_Exercise objective:_
Count each line in which the word "sites" appears. Reply with the total and nothing more.

────────────────────

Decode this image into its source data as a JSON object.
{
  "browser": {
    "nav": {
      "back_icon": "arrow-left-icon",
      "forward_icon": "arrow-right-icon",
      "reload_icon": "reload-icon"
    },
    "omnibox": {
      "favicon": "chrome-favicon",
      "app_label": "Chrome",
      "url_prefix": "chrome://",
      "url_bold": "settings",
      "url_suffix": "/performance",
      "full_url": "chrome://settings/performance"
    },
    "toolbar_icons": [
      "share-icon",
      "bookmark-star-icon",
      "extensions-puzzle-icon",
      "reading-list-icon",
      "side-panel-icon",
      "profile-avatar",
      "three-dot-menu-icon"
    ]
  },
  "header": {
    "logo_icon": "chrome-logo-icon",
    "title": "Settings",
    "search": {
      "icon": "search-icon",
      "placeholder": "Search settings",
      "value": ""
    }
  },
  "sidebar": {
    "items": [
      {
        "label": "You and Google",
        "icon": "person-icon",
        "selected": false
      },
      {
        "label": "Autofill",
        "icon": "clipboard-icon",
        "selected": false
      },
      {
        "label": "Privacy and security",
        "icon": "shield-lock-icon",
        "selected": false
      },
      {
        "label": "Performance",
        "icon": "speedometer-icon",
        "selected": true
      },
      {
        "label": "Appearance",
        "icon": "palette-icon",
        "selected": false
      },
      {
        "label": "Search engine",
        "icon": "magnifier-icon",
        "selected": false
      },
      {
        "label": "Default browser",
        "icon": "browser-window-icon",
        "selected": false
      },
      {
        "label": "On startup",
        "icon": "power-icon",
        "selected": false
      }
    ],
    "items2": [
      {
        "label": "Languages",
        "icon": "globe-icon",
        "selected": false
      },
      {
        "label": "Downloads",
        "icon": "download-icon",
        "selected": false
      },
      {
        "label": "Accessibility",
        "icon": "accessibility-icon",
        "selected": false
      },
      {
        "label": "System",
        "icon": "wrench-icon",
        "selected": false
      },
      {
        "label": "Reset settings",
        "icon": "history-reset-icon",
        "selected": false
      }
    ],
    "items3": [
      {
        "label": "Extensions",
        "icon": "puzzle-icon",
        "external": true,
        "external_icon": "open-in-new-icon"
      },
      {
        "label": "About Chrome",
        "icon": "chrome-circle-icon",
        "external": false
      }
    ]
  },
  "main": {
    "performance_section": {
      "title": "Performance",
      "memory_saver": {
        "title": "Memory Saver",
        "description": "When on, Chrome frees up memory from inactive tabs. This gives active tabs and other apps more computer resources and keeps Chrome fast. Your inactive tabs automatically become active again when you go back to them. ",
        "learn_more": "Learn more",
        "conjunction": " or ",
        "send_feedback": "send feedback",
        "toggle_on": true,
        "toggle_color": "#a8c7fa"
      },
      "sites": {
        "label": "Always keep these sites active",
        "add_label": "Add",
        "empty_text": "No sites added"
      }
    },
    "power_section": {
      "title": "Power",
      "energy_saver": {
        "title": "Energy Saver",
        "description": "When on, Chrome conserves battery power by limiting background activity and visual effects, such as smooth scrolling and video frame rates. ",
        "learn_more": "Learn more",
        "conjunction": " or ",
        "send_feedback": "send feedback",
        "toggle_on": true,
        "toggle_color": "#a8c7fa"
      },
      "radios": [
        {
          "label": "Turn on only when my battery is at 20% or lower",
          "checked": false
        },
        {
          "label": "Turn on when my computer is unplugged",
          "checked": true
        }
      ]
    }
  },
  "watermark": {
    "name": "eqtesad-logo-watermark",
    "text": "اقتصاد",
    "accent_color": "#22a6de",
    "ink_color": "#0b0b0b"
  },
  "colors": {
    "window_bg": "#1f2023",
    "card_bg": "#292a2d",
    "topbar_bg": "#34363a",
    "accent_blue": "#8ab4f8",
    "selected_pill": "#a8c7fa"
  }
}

────────────────────

_Finished task:_
3